## YOUR TASK
State how many lines of the entries hold the string "المرتهن", and output nothing but that count.

## DATA SUPPLIED

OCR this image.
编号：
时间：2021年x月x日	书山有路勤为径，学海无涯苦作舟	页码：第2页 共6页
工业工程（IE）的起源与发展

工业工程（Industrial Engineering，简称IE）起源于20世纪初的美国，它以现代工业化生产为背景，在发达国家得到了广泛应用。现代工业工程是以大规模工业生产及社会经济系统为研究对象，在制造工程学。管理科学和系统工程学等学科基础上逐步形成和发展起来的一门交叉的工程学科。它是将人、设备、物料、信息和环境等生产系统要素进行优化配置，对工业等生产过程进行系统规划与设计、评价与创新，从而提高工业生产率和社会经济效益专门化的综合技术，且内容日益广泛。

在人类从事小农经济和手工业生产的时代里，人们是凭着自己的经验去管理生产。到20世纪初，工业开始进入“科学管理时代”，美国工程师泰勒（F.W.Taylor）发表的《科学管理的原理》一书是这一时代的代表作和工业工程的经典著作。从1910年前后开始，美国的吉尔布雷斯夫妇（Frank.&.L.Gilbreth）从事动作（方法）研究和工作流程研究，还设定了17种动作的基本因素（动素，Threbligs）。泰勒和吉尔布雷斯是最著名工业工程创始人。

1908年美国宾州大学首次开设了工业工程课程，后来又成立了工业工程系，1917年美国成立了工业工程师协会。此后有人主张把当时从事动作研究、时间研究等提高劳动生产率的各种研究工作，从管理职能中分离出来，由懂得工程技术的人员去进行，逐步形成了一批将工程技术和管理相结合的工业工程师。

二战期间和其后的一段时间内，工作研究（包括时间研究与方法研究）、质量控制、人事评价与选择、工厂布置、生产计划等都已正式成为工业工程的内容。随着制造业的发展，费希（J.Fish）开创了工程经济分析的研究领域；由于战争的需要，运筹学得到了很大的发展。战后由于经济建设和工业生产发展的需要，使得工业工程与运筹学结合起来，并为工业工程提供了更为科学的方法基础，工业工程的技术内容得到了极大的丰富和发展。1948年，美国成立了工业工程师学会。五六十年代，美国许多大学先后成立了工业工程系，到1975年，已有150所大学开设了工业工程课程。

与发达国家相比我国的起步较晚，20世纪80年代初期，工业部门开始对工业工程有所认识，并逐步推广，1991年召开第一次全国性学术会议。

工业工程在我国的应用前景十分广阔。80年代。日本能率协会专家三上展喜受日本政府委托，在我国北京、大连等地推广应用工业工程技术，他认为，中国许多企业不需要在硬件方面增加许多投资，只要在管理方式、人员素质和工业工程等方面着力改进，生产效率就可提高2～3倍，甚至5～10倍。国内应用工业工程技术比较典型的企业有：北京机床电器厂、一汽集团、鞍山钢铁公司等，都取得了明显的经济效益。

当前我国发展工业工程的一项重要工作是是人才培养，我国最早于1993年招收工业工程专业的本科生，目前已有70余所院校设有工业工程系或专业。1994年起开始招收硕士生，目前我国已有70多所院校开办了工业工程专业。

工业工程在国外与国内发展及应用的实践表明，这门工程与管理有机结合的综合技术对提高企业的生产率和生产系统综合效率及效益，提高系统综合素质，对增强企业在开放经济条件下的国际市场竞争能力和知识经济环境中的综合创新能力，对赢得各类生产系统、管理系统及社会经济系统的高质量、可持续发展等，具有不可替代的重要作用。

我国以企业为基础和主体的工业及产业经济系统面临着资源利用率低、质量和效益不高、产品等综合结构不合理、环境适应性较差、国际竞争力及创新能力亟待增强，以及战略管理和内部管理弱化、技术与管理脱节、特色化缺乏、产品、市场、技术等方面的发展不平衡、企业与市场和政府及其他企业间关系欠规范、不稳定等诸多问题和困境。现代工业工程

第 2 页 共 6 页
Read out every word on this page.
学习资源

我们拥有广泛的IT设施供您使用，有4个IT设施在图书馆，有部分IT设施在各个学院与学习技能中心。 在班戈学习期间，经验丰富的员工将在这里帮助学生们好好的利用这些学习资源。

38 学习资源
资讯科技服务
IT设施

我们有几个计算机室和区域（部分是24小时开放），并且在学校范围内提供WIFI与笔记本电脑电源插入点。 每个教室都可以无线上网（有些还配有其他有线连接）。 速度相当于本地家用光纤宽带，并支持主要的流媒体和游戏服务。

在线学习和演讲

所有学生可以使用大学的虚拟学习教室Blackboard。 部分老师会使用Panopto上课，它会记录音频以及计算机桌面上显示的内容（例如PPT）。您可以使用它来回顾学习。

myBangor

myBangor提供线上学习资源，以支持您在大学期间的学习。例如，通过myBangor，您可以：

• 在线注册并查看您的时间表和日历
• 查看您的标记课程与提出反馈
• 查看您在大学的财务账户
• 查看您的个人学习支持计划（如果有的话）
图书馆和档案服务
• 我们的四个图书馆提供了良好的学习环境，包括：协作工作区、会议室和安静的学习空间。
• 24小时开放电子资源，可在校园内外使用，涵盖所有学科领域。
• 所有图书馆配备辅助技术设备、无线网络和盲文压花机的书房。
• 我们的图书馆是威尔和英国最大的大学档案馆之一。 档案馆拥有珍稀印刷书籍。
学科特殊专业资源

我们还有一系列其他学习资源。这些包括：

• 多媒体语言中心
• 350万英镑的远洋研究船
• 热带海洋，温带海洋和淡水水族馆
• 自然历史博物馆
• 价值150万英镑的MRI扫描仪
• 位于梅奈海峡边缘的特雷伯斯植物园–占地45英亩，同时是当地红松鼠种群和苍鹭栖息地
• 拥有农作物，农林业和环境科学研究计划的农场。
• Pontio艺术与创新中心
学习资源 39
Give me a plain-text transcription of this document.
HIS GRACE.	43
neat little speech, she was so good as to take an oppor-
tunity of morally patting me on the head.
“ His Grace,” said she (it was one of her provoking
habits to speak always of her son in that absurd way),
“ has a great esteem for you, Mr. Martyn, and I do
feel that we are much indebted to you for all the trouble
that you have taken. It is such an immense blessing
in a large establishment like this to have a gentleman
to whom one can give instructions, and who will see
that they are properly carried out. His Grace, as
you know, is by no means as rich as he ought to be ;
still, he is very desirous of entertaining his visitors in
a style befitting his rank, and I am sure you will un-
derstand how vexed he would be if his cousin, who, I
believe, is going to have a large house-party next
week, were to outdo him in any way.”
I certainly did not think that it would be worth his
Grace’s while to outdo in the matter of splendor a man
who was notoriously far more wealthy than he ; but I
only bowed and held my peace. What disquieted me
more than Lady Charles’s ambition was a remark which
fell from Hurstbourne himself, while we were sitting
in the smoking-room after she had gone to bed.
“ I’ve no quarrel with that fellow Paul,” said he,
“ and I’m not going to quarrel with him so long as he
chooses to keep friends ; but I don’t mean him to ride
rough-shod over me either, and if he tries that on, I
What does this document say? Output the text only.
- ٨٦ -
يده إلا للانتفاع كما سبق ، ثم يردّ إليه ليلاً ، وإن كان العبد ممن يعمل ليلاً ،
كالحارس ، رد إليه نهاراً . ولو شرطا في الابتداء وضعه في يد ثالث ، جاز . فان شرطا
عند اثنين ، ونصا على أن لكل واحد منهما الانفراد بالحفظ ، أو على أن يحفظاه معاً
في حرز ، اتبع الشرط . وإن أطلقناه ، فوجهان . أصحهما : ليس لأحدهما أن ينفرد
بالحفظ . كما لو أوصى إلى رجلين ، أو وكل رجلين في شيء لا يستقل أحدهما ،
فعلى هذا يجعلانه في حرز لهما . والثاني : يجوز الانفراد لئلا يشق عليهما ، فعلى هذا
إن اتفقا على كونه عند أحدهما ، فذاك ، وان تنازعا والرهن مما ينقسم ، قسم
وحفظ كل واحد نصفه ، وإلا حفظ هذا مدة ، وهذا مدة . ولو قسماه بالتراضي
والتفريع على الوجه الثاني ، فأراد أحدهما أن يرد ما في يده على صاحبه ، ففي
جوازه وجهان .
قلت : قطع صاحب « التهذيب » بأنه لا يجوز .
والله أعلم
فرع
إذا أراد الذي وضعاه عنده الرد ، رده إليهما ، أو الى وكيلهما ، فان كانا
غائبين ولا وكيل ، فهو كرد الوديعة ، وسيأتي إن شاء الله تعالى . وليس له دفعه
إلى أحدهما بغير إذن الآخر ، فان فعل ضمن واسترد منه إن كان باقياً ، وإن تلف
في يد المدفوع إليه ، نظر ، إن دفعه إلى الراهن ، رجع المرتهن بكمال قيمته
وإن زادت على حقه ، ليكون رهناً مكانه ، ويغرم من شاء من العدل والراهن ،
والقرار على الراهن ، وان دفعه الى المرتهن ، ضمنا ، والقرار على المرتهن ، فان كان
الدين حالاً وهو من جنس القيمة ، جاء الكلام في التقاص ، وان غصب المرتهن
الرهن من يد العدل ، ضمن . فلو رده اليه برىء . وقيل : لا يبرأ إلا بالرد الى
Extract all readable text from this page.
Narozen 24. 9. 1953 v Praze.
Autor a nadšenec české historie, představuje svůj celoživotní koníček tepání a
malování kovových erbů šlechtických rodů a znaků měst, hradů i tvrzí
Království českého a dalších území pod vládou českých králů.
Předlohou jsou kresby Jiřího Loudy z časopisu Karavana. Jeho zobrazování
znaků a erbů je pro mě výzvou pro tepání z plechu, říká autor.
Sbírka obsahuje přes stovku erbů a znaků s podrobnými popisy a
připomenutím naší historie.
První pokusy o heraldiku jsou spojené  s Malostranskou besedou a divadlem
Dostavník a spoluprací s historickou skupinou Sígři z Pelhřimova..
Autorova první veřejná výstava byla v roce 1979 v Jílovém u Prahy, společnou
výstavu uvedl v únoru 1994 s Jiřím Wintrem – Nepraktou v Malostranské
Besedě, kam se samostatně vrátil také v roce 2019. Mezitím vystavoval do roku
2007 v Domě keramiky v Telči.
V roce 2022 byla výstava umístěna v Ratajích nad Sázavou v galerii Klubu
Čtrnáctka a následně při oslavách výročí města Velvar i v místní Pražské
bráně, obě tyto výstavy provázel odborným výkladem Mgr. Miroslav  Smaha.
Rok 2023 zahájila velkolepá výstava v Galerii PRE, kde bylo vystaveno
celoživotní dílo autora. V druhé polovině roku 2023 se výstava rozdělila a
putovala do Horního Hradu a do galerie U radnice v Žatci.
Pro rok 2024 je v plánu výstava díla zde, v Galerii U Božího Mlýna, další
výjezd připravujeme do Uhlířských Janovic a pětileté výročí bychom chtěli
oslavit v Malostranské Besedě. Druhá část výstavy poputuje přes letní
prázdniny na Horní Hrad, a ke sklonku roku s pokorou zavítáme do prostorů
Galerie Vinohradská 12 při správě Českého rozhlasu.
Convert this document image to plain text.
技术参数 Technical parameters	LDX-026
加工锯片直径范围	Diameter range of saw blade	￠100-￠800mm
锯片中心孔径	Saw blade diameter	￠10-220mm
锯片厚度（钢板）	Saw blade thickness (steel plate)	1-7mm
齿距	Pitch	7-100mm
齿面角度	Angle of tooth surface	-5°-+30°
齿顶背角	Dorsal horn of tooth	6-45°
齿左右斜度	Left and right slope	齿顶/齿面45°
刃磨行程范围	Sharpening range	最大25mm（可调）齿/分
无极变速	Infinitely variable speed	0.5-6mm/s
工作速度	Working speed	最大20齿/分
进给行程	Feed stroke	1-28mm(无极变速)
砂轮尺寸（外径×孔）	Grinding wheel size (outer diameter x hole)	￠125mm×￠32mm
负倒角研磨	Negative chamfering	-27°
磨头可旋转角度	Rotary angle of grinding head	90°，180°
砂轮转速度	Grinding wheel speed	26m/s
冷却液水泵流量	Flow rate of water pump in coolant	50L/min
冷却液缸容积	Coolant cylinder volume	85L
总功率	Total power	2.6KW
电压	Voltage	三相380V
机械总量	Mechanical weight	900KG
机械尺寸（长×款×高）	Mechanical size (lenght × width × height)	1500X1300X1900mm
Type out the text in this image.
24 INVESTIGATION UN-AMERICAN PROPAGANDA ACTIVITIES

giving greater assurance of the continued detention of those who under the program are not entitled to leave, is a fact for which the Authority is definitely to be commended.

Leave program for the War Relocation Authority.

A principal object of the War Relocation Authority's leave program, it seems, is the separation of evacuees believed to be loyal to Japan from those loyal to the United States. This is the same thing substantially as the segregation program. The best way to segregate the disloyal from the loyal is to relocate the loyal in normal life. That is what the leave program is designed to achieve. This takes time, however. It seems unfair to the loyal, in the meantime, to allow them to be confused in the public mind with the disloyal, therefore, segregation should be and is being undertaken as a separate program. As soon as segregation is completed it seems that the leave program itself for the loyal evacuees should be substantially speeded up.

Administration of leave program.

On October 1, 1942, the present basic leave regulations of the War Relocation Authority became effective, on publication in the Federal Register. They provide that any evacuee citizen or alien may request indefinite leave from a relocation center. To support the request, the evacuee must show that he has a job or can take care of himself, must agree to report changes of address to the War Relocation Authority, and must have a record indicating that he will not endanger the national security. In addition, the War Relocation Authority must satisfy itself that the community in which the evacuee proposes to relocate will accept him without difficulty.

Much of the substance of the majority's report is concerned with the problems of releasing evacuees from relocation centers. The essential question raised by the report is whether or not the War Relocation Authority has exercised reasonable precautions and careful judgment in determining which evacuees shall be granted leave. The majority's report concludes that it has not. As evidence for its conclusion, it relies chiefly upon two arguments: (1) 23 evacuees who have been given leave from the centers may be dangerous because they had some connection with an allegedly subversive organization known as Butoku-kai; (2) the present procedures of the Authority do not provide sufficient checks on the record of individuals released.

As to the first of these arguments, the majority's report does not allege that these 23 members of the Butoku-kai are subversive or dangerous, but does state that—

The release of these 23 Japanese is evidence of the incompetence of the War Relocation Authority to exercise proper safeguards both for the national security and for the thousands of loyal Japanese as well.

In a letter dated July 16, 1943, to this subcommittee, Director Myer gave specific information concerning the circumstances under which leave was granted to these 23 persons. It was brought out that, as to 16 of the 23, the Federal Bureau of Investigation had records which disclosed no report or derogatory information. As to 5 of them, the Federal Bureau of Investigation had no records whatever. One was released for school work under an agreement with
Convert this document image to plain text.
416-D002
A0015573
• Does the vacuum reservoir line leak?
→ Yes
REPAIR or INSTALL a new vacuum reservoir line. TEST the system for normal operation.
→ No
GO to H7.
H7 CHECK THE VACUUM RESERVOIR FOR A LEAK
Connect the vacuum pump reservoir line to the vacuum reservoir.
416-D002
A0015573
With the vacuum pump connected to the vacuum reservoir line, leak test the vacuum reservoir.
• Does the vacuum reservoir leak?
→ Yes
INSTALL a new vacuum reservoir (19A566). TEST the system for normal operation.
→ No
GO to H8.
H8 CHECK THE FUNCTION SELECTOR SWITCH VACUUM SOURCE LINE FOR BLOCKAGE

## THE ANSWER
3